Requirement ->
Search the records that follow and extract every line containing the string "especies".

Saved entries ->
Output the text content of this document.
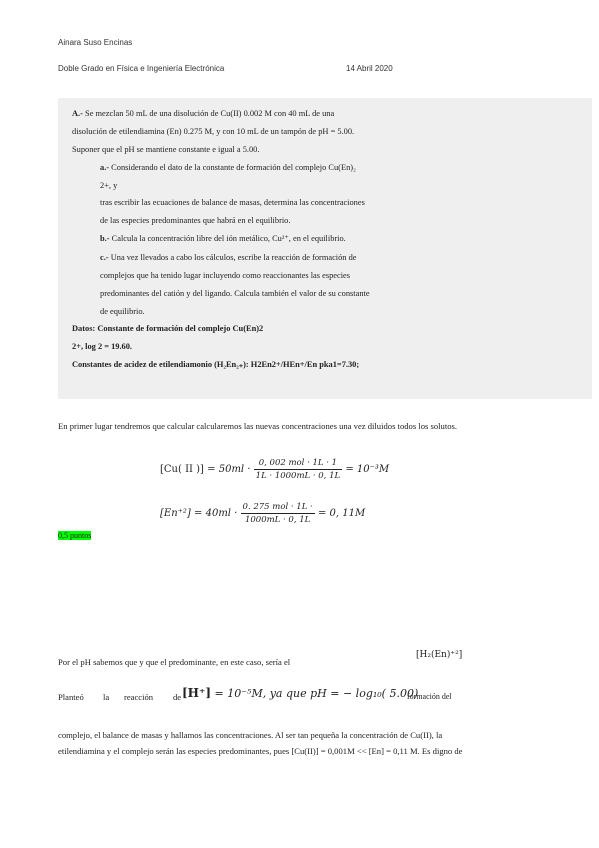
Ainara Suso Encinas
Doble Grado en Física e Ingeniería Electrónica	14 Abril 2020
A.- Se mezclan 50 mL de una disolución de Cu(II) 0.002 M con 40 mL de una
disolución de etilendiamina (En) 0.275 M, y con 10 mL de un tampón de pH = 5.00.
Suponer que el pH se mantiene constante e igual a 5.00.
a.- Considerando el dato de la constante de formación del complejo Cu(En)₂
2+, y
tras escribir las ecuaciones de balance de masas, determina las concentraciones
de las especies predominantes que habrá en el equilibrio.
b.- Calcula la concentración libre del ión metálico, Cu²⁺, en el equilibrio.
c.- Una vez llevados a cabo los cálculos, escribe la reacción de formación de
complejos que ha tenido lugar incluyendo como reaccionantes las especies
predominantes del catión y del ligando. Calcula también el valor de su constante
de equilibrio.
Datos: Constante de formación del complejo Cu(En)2
2+, log 2 = 19.60.
Constantes de acidez de etilendiamonio (H₂En₂₊): H2En2+/HEn+/En pka1=7.30;
En primer lugar tendremos que calcular calcularemos las nuevas concentraciones una vez diluidos todos los solutos.
[Cu( II )] = $50ml \cdot \frac{\text{0, 002 mol · 1L · 1}}{1L \cdot 1000mL \cdot 0, 1L} = 10^{-3}M$
$[En^{+2}] = 40ml \cdot \frac{\text{0. 275 mol · 1L ·}}{1000mL \cdot 0, 1L} = 0$, 11M
0,5 puntos
Por el pH sabemos que y que el predominante, en este caso, sería el
[H₂(En)⁺²]
Planteó la reacción de [H⁺] = 10⁻⁵M, ya que pH = − log₁₀( 5.00)
formación del
complejo, el balance de masas y hallamos las concentraciones. Al ser tan pequeña la concentración de Cu(II), la
etilendiamina y el complejo serán las especies predominantes, pues [Cu(II)] = 0,001M << [En] = 0,11 M. Es digno de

Finished answer ->
de las especies predominantes que habrá en el equilibrio.
complejos que ha tenido lugar incluyendo como reaccionantes las especies
etilendiamina y el complejo serán las especies predominantes, pues [Cu(II)] = 0,001M << [En] = 0,11 M. Es digno de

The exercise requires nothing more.